-- Excerpts from a figure dataset --
'''
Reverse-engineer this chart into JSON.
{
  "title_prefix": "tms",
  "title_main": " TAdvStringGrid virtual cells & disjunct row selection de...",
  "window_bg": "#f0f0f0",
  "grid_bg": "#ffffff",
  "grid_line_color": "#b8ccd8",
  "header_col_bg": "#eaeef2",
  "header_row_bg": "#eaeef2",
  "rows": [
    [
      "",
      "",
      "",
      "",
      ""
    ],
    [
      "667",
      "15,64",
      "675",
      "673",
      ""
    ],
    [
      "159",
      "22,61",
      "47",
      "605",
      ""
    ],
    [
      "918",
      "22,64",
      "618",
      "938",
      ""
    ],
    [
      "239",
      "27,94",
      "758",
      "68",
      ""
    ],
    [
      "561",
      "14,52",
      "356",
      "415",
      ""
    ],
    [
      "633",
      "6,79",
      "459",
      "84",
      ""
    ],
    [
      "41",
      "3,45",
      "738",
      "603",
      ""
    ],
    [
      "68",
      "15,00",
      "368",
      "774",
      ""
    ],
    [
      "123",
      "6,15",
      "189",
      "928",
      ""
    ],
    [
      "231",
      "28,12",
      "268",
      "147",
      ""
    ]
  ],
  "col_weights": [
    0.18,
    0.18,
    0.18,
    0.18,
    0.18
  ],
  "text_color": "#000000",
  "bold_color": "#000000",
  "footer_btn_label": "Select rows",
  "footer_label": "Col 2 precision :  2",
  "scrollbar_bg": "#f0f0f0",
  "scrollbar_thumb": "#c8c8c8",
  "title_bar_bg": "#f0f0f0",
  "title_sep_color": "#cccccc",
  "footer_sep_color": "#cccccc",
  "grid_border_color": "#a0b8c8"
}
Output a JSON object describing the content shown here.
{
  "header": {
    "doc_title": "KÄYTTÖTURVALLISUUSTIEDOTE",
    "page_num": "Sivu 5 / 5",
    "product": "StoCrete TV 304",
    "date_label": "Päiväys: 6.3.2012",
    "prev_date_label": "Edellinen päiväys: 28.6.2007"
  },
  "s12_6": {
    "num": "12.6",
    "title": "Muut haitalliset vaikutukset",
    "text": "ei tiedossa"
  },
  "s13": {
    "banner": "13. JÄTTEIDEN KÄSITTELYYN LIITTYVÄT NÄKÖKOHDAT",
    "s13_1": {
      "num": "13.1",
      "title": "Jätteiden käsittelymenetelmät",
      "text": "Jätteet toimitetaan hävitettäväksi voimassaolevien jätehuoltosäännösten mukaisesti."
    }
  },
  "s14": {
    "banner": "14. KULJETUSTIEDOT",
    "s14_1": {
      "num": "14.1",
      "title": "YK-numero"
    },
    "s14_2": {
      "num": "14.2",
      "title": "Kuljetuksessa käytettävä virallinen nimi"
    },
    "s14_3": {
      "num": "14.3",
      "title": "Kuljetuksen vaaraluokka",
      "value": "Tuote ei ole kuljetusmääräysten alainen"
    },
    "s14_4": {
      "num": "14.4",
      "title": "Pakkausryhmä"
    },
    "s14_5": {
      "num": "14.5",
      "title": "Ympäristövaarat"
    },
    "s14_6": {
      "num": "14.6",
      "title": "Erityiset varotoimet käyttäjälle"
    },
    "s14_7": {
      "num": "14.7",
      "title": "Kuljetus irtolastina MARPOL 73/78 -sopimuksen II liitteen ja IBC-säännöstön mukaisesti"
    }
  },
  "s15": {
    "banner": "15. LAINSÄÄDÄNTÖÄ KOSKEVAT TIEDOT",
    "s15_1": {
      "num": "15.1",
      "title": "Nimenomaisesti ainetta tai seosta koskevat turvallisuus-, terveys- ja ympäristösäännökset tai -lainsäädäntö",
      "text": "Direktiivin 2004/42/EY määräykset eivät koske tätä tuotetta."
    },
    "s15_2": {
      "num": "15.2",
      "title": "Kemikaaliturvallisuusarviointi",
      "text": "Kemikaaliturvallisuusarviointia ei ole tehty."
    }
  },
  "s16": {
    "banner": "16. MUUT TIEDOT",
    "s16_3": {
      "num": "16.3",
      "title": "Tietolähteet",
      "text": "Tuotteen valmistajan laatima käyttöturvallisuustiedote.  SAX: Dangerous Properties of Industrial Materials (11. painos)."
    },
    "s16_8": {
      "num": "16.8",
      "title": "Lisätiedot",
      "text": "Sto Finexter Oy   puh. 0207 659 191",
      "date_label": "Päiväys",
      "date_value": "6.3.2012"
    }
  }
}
'''
-- Assignment --
The records above are to be transcribed exactly, with nothing left out.

-- Result --
Reverse-engineer this chart into JSON.
{
  "title_prefix": "tms",
  "title_main": " TAdvStringGrid virtual cells & disjunct row selection de...",
  "window_bg": "#f0f0f0",
  "grid_bg": "#ffffff",
  "grid_line_color": "#b8ccd8",
  "header_col_bg": "#eaeef2",
  "header_row_bg": "#eaeef2",
  "rows": [
    [
      "",
      "",
      "",
      "",
      ""
    ],
    [
      "667",
      "15,64",
      "675",
      "673",
      ""
    ],
    [
      "159",
      "22,61",
      "47",
      "605",
      ""
    ],
    [
      "918",
      "22,64",
      "618",
      "938",
      ""
    ],
    [
      "239",
      "27,94",
      "758",
      "68",
      ""
    ],
    [
      "561",
      "14,52",
      "356",
      "415",
      ""
    ],
    [
      "633",
      "6,79",
      "459",
      "84",
      ""
    ],
    [
      "41",
      "3,45",
      "738",
      "603",
      ""
    ],
    [
      "68",
      "15,00",
      "368",
      "774",
      ""
    ],
    [
      "123",
      "6,15",
      "189",
      "928",
      ""
    ],
    [
      "231",
      "28,12",
      "268",
      "147",
      ""
    ]
  ],
  "col_weights": [
    0.18,
    0.18,
    0.18,
    0.18,
    0.18
  ],
  "text_color": "#000000",
  "bold_color": "#000000",
  "footer_btn_label": "Select rows",
  "footer_label": "Col 2 precision :  2",
  "scrollbar_bg": "#f0f0f0",
  "scrollbar_thumb": "#c8c8c8",
  "title_bar_bg": "#f0f0f0",
  "title_sep_color": "#cccccc",
  "footer_sep_color": "#cccccc",
  "grid_border_color": "#a0b8c8"
}
Output a JSON object describing the content shown here.
{
  "header": {
    "doc_title": "KÄYTTÖTURVALLISUUSTIEDOTE",
    "page_num": "Sivu 5 / 5",
    "product": "StoCrete TV 304",
    "date_label": "Päiväys: 6.3.2012",
    "prev_date_label": "Edellinen päiväys: 28.6.2007"
  },
  "s12_6": {
    "num": "12.6",
    "title": "Muut haitalliset vaikutukset",
    "text": "ei tiedossa"
  },
  "s13": {
    "banner": "13. JÄTTEIDEN KÄSITTELYYN LIITTYVÄT NÄKÖKOHDAT",
    "s13_1": {
      "num": "13.1",
      "title": "Jätteiden käsittelymenetelmät",
      "text": "Jätteet toimitetaan hävitettäväksi voimassaolevien jätehuoltosäännösten mukaisesti."
    }
  },
  "s14": {
    "banner": "14. KULJETUSTIEDOT",
    "s14_1": {
      "num": "14.1",
      "title": "YK-numero"
    },
    "s14_2": {
      "num": "14.2",
      "title": "Kuljetuksessa käytettävä virallinen nimi"
    },
    "s14_3": {
      "num": "14.3",
      "title": "Kuljetuksen vaaraluokka",
      "value": "Tuote ei ole kuljetusmääräysten alainen"
    },
    "s14_4": {
      "num": "14.4",
      "title": "Pakkausryhmä"
    },
    "s14_5": {
      "num": "14.5",
      "title": "Ympäristövaarat"
    },
    "s14_6": {
      "num": "14.6",
      "title": "Erityiset varotoimet käyttäjälle"
    },
    "s14_7": {
      "num": "14.7",
      "title": "Kuljetus irtolastina MARPOL 73/78 -sopimuksen II liitteen ja IBC-säännöstön mukaisesti"
    }
  },
  "s15": {
    "banner": "15. LAINSÄÄDÄNTÖÄ KOSKEVAT TIEDOT",
    "s15_1": {
      "num": "15.1",
      "title": "Nimenomaisesti ainetta tai seosta koskevat turvallisuus-, terveys- ja ympäristösäännökset tai -lainsäädäntö",
      "text": "Direktiivin 2004/42/EY määräykset eivät koske tätä tuotetta."
    },
    "s15_2": {
      "num": "15.2",
      "title": "Kemikaaliturvallisuusarviointi",
      "text": "Kemikaaliturvallisuusarviointia ei ole tehty."
    }
  },
  "s16": {
    "banner": "16. MUUT TIEDOT",
    "s16_3": {
      "num": "16.3",
      "title": "Tietolähteet",
      "text": "Tuotteen valmistajan laatima käyttöturvallisuustiedote.  SAX: Dangerous Properties of Industrial Materials (11. painos)."
    },
    "s16_8": {
      "num": "16.8",
      "title": "Lisätiedot",
      "text": "Sto Finexter Oy   puh. 0207 659 191",
      "date_label": "Päiväys",
      "date_value": "6.3.2012"
    }
  }
}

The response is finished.